#### WHAT THE TASK ASKS:
Pictures aside, write out every record exactly as it appears.

┏━━

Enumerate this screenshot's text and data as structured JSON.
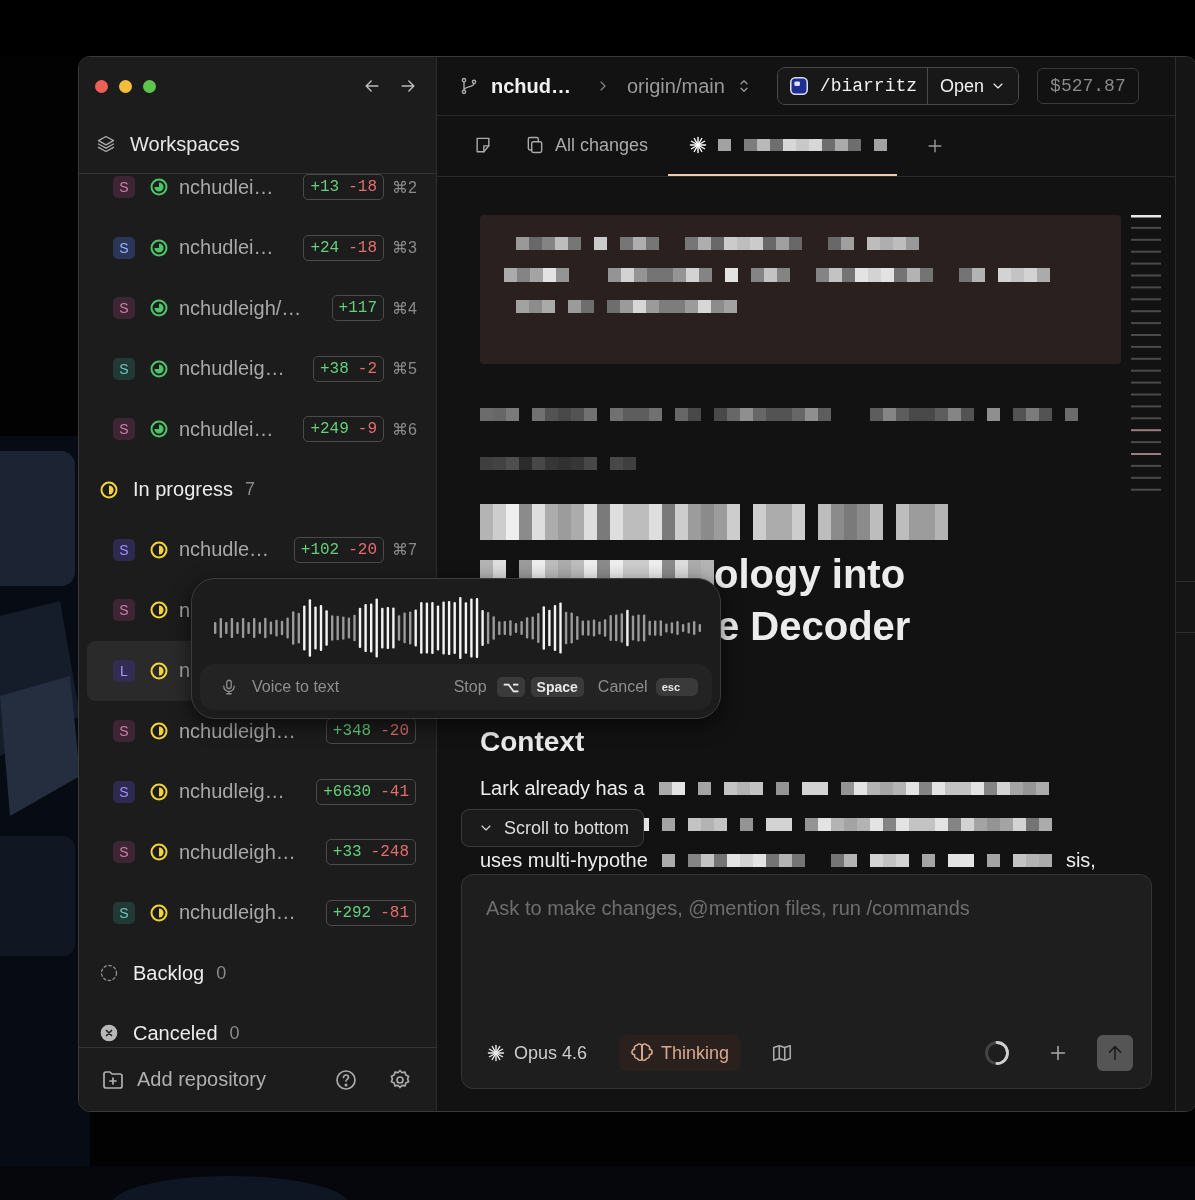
{
  "sidebar": {
    "title": "Workspaces",
    "sections": [
      {
        "rows": [
          {
            "avatar": "S",
            "color": "#3d2533",
            "kind": "done",
            "name": "nchudlei…",
            "added": "+13",
            "removed": "-18",
            "shortcut": "⌘2",
            "selected": false
          },
          {
            "avatar": "S",
            "color": "#2b3558",
            "kind": "done",
            "name": "nchudlei…",
            "added": "+24",
            "removed": "-18",
            "shortcut": "⌘3",
            "selected": false
          },
          {
            "avatar": "S",
            "color": "#3d2533",
            "kind": "done",
            "name": "nchudleigh/…",
            "added": "+117",
            "shortcut": "⌘4",
            "selected": false
          },
          {
            "avatar": "S",
            "color": "#213a36",
            "kind": "done",
            "name": "nchudleig…",
            "added": "+38",
            "removed": "-2",
            "shortcut": "⌘5",
            "selected": false
          },
          {
            "avatar": "S",
            "color": "#3d2533",
            "kind": "done",
            "name": "nchudlei…",
            "added": "+249",
            "removed": "-9",
            "shortcut": "⌘6",
            "selected": false
          }
        ]
      },
      {
        "kind": "in_progress",
        "title": "In progress",
        "count": "7",
        "rows": [
          {
            "avatar": "S",
            "color": "#2e2a4f",
            "kind": "in_progress",
            "name": "nchudle…",
            "added": "+102",
            "removed": "-20",
            "shortcut": "⌘7",
            "selected": false
          },
          {
            "avatar": "S",
            "color": "#3d2533",
            "kind": "in_progress",
            "name": "n",
            "selected": false
          },
          {
            "avatar": "L",
            "color": "#322b52",
            "kind": "in_progress",
            "name": "n",
            "selected": true
          },
          {
            "avatar": "S",
            "color": "#3d2533",
            "kind": "in_progress",
            "name": "nchudleigh…",
            "added": "+348",
            "removed": "-20",
            "selected": false
          },
          {
            "avatar": "S",
            "color": "#2e2a4f",
            "kind": "in_progress",
            "name": "nchudleig…",
            "added": "+6630",
            "removed": "-41",
            "selected": false
          },
          {
            "avatar": "S",
            "color": "#3d2533",
            "kind": "in_progress",
            "name": "nchudleigh…",
            "added": "+33",
            "removed": "-248",
            "selected": false
          },
          {
            "avatar": "S",
            "color": "#213a36",
            "kind": "in_progress",
            "name": "nchudleigh…",
            "added": "+292",
            "removed": "-81",
            "selected": false
          }
        ]
      },
      {
        "kind": "backlog",
        "title": "Backlog",
        "count": "0"
      },
      {
        "kind": "canceled",
        "title": "Canceled",
        "count": "0"
      }
    ],
    "footer": {
      "add_label": "Add repository"
    }
  },
  "header": {
    "repo": "nchud…",
    "branch": "origin/main",
    "path": "/biarritz",
    "open_label": "Open",
    "cost": "$527.87"
  },
  "tabs": [
    {
      "kind": "notes",
      "selected": false
    },
    {
      "kind": "changes",
      "label": "All changes",
      "selected": false
    },
    {
      "kind": "chat",
      "selected": true
    }
  ],
  "document": {
    "blocks": [
      {
        "kind": "callout"
      },
      {
        "kind": "redacted_paragraph"
      },
      {
        "kind": "heading",
        "lines": [
          [
            {
              "kind": "redacted"
            }
          ],
          [
            {
              "kind": "redacted"
            },
            {
              "kind": "text",
              "text": "ology into"
            }
          ],
          [
            {
              "kind": "covered"
            },
            {
              "kind": "text",
              "text": "e Decoder"
            }
          ]
        ]
      },
      {
        "kind": "subheading",
        "text": "Context"
      },
      {
        "kind": "paragraph",
        "lines": [
          [
            {
              "kind": "text",
              "text": "Lark already has a"
            },
            {
              "kind": "redacted"
            }
          ],
          [
            {
              "kind": "redacted"
            }
          ],
          [
            {
              "kind": "text",
              "text": "uses multi-hypothe"
            },
            {
              "kind": "redacted"
            },
            {
              "kind": "text",
              "text": "sis,"
            }
          ]
        ]
      }
    ]
  },
  "scroll_button": {
    "label": "Scroll to bottom"
  },
  "composer": {
    "placeholder": "Ask to make changes, @mention files, run /commands",
    "model": "Opus 4.6",
    "thinking": {
      "label": "Thinking",
      "on": true
    }
  },
  "voice_popup": {
    "label": "Voice to text",
    "stop_label": "Stop",
    "stop_keys": [
      "⌥",
      "Space"
    ],
    "cancel_label": "Cancel",
    "cancel_key": "esc"
  }
}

┗━━

#### PROBLEM SOLUTION:
Enumerate this screenshot's text and data as structured JSON.
{
  "sidebar": {
    "title": "Workspaces",
    "sections": [
      {
        "rows": [
          {
            "avatar": "S",
            "color": "#3d2533",
            "kind": "done",
            "name": "nchudlei…",
            "added": "+13",
            "removed": "-18",
            "shortcut": "⌘2",
            "selected": false
          },
          {
            "avatar": "S",
            "color": "#2b3558",
            "kind": "done",
            "name": "nchudlei…",
            "added": "+24",
            "removed": "-18",
            "shortcut": "⌘3",
            "selected": false
          },
          {
            "avatar": "S",
            "color": "#3d2533",
            "kind": "done",
            "name": "nchudleigh/…",
            "added": "+117",
            "shortcut": "⌘4",
            "selected": false
          },
          {
            "avatar": "S",
            "color": "#213a36",
            "kind": "done",
            "name": "nchudleig…",
            "added": "+38",
            "removed": "-2",
            "shortcut": "⌘5",
            "selected": false
          },
          {
            "avatar": "S",
            "color": "#3d2533",
            "kind": "done",
            "name": "nchudlei…",
            "added": "+249",
            "removed": "-9",
            "shortcut": "⌘6",
            "selected": false
          }
        ]
      },
      {
        "kind": "in_progress",
        "title": "In progress",
        "count": "7",
        "rows": [
          {
            "avatar": "S",
            "color": "#2e2a4f",
            "kind": "in_progress",
            "name": "nchudle…",
            "added": "+102",
            "removed": "-20",
            "shortcut": "⌘7",
            "selected": false
          },
          {
            "avatar": "S",
            "color": "#3d2533",
            "kind": "in_progress",
            "name": "n",
            "selected": false
          },
          {
            "avatar": "L",
            "color": "#322b52",
            "kind": "in_progress",
            "name": "n",
            "selected": true
          },
          {
            "avatar": "S",
            "color": "#3d2533",
            "kind": "in_progress",
            "name": "nchudleigh…",
            "added": "+348",
            "removed": "-20",
            "selected": false
          },
          {
            "avatar": "S",
            "color": "#2e2a4f",
            "kind": "in_progress",
            "name": "nchudleig…",
            "added": "+6630",
            "removed": "-41",
            "selected": false
          },
          {
            "avatar": "S",
            "color": "#3d2533",
            "kind": "in_progress",
            "name": "nchudleigh…",
            "added": "+33",
            "removed": "-248",
            "selected": false
          },
          {
            "avatar": "S",
            "color": "#213a36",
            "kind": "in_progress",
            "name": "nchudleigh…",
            "added": "+292",
            "removed": "-81",
            "selected": false
          }
        ]
      },
      {
        "kind": "backlog",
        "title": "Backlog",
        "count": "0"
      },
      {
        "kind": "canceled",
        "title": "Canceled",
        "count": "0"
      }
    ],
    "footer": {
      "add_label": "Add repository"
    }
  },
  "header": {
    "repo": "nchud…",
    "branch": "origin/main",
    "path": "/biarritz",
    "open_label": "Open",
    "cost": "$527.87"
  },
  "tabs": [
    {
      "kind": "notes",
      "selected": false
    },
    {
      "kind": "changes",
      "label": "All changes",
      "selected": false
    },
    {
      "kind": "chat",
      "selected": true
    }
  ],
  "document": {
    "blocks": [
      {
        "kind": "callout"
      },
      {
        "kind": "redacted_paragraph"
      },
      {
        "kind": "heading",
        "lines": [
          [
            {
              "kind": "redacted"
            }
          ],
          [
            {
              "kind": "redacted"
            },
            {
              "kind": "text",
              "text": "ology into"
            }
          ],
          [
            {
              "kind": "covered"
            },
            {
              "kind": "text",
              "text": "e Decoder"
            }
          ]
        ]
      },
      {
        "kind": "subheading",
        "text": "Context"
      },
      {
        "kind": "paragraph",
        "lines": [
          [
            {
              "kind": "text",
              "text": "Lark already has a"
            },
            {
              "kind": "redacted"
            }
          ],
          [
            {
              "kind": "redacted"
            }
          ],
          [
            {
              "kind": "text",
              "text": "uses multi-hypothe"
            },
            {
              "kind": "redacted"
            },
            {
              "kind": "text",
              "text": "sis,"
            }
          ]
        ]
      }
    ]
  },
  "scroll_button": {
    "label": "Scroll to bottom"
  },
  "composer": {
    "placeholder": "Ask to make changes, @mention files, run /commands",
    "model": "Opus 4.6",
    "thinking": {
      "label": "Thinking",
      "on": true
    }
  },
  "voice_popup": {
    "label": "Voice to text",
    "stop_label": "Stop",
    "stop_keys": [
      "⌥",
      "Space"
    ],
    "cancel_label": "Cancel",
    "cancel_key": "esc"
  }
}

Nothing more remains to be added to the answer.